GOAL OF THE EXERCISE: Reproduce the records word for word, from the very first line down through the line containing "box-nodup-label: Не продублированные", both ends included.

— Begin —

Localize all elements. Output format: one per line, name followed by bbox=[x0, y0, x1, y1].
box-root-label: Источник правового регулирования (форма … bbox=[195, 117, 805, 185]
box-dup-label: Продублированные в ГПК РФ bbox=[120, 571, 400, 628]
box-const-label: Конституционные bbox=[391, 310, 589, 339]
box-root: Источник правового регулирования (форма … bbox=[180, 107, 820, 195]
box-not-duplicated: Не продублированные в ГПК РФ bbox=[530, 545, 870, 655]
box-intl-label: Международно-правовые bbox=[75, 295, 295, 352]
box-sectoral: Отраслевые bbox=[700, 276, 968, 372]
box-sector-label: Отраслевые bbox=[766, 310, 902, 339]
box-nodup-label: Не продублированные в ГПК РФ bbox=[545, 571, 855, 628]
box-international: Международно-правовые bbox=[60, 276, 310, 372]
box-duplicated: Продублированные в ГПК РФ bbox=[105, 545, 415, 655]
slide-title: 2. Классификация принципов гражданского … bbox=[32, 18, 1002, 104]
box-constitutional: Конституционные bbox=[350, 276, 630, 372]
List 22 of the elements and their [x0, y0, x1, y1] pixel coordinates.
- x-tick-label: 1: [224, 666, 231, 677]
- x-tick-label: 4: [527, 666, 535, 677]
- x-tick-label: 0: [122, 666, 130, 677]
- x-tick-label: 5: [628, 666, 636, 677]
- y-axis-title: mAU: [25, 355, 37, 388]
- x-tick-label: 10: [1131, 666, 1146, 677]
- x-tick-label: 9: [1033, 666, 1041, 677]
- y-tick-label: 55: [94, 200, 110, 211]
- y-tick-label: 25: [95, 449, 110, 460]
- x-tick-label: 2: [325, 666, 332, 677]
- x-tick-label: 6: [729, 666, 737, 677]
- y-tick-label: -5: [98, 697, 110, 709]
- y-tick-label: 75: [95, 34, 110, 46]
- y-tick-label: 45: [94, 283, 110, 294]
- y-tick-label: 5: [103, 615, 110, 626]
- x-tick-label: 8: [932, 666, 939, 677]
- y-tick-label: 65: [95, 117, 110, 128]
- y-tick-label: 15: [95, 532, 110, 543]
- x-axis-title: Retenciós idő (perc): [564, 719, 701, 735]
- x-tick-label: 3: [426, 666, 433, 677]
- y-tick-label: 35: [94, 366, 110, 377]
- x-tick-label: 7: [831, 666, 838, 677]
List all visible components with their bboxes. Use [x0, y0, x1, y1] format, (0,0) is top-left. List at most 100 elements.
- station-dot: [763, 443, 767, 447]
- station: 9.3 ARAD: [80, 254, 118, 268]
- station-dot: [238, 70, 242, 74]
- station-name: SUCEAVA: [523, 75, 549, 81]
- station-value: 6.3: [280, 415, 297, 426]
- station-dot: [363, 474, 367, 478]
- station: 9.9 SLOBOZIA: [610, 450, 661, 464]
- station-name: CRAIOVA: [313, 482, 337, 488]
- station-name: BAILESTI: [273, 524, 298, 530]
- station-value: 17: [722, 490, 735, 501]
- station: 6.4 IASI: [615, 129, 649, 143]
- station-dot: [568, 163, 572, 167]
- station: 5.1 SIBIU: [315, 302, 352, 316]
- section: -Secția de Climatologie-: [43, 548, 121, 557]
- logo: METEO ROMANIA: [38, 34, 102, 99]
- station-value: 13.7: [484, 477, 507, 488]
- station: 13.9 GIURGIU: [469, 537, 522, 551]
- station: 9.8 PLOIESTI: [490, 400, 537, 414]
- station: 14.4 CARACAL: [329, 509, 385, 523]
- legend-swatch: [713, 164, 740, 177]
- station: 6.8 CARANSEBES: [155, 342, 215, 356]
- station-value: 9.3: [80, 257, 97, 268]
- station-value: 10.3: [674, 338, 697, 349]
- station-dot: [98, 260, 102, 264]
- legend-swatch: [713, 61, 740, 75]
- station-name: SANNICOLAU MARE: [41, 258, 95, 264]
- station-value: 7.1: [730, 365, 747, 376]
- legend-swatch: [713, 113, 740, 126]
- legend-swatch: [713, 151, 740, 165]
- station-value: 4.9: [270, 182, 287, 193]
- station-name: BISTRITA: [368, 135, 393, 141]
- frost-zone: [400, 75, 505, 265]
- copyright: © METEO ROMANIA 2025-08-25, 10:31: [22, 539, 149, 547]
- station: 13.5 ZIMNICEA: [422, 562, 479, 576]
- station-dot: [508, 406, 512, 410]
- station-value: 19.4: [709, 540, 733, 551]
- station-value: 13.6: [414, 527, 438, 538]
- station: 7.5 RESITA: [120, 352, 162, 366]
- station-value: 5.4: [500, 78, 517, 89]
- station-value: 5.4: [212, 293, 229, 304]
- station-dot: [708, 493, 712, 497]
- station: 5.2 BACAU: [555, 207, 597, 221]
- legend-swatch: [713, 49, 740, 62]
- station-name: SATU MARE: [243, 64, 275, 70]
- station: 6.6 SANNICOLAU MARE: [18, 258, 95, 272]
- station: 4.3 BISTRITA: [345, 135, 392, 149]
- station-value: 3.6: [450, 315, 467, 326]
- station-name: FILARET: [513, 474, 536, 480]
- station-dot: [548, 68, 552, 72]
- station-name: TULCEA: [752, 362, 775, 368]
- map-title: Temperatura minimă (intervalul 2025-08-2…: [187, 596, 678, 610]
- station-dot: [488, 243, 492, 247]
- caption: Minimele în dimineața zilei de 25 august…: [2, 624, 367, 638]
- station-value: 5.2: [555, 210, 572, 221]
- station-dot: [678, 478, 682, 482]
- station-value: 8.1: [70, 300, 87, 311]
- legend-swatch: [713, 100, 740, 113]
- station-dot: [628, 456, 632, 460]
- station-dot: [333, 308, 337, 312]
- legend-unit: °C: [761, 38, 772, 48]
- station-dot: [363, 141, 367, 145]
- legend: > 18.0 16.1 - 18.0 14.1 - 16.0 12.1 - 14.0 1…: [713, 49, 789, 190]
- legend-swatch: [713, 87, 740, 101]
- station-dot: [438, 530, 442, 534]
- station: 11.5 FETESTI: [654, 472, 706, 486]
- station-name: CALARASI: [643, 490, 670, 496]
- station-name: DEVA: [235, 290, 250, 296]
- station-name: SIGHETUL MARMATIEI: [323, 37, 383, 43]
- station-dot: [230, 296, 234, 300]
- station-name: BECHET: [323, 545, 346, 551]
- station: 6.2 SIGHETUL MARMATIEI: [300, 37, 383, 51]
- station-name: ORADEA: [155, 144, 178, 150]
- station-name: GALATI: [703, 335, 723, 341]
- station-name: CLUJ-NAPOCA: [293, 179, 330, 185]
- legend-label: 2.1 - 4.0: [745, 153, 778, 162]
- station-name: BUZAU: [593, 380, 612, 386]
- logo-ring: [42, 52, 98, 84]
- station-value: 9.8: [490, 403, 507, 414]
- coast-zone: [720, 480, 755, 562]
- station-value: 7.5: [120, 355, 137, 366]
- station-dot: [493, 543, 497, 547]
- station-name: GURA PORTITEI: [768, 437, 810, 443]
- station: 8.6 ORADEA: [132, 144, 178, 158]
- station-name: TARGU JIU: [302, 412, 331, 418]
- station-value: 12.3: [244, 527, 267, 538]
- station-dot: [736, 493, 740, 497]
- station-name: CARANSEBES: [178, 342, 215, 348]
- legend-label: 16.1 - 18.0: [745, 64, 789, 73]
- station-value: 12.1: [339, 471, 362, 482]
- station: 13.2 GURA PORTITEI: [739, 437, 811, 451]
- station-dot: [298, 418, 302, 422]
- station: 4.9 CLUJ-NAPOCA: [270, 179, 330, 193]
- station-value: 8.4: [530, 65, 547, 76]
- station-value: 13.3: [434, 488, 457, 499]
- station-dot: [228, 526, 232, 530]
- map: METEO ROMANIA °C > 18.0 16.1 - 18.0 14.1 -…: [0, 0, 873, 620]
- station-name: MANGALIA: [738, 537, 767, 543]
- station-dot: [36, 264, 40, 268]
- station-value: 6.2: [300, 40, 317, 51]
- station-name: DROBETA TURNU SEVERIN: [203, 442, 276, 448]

— End —

SOLUTION FOR THIS PROBLEM:
Localize all elements. Output format: one per line, name followed by bbox=[x0, y0, x1, y1].
box-root-label: Источник правового регулирования (форма … bbox=[195, 117, 805, 185]
box-dup-label: Продублированные в ГПК РФ bbox=[120, 571, 400, 628]
box-const-label: Конституционные bbox=[391, 310, 589, 339]
box-root: Источник правового регулирования (форма … bbox=[180, 107, 820, 195]
box-not-duplicated: Не продублированные в ГПК РФ bbox=[530, 545, 870, 655]
box-intl-label: Международно-правовые bbox=[75, 295, 295, 352]
box-sectoral: Отраслевые bbox=[700, 276, 968, 372]
box-sector-label: Отраслевые bbox=[766, 310, 902, 339]
box-nodup-label: Не продублированные в ГПК РФ bbox=[545, 571, 855, 628]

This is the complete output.